* [Dataset records]
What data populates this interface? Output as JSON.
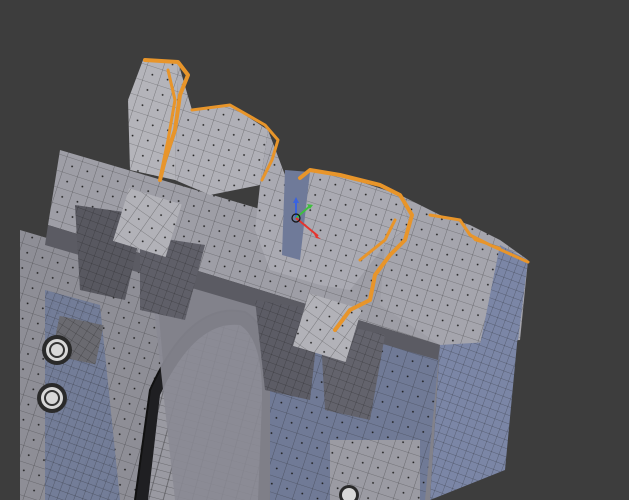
{
  "viewport": {
    "background_color": "#3d3d3d",
    "selection_color": "#e8952a",
    "mesh_face_color": "#a9a9ad",
    "mesh_shadow_color": "#6f7a99",
    "wire_color": "#1a1a1a"
  },
  "gizmo": {
    "icons": [
      "axis-x-red-arrow",
      "axis-y-green-arrow",
      "axis-z-blue-arrow",
      "origin-circle"
    ],
    "x_color": "#e5342e",
    "y_color": "#3fbf3f",
    "z_color": "#3a63e0"
  },
  "object": {
    "name_icon": "castle-gate-mesh",
    "selected_edges": "top-broken-edges"
  }
}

* [What you are asked to do]
Reproduce the records verbatim, omitting all images they contain.

* [Solution for this exercise]
What data populates this interface? Output as JSON.
{
  "viewport": {
    "background_color": "#3d3d3d",
    "selection_color": "#e8952a",
    "mesh_face_color": "#a9a9ad",
    "mesh_shadow_color": "#6f7a99",
    "wire_color": "#1a1a1a"
  },
  "gizmo": {
    "icons": [
      "axis-x-red-arrow",
      "axis-y-green-arrow",
      "axis-z-blue-arrow",
      "origin-circle"
    ],
    "x_color": "#e5342e",
    "y_color": "#3fbf3f",
    "z_color": "#3a63e0"
  },
  "object": {
    "name_icon": "castle-gate-mesh",
    "selected_edges": "top-broken-edges"
  }
}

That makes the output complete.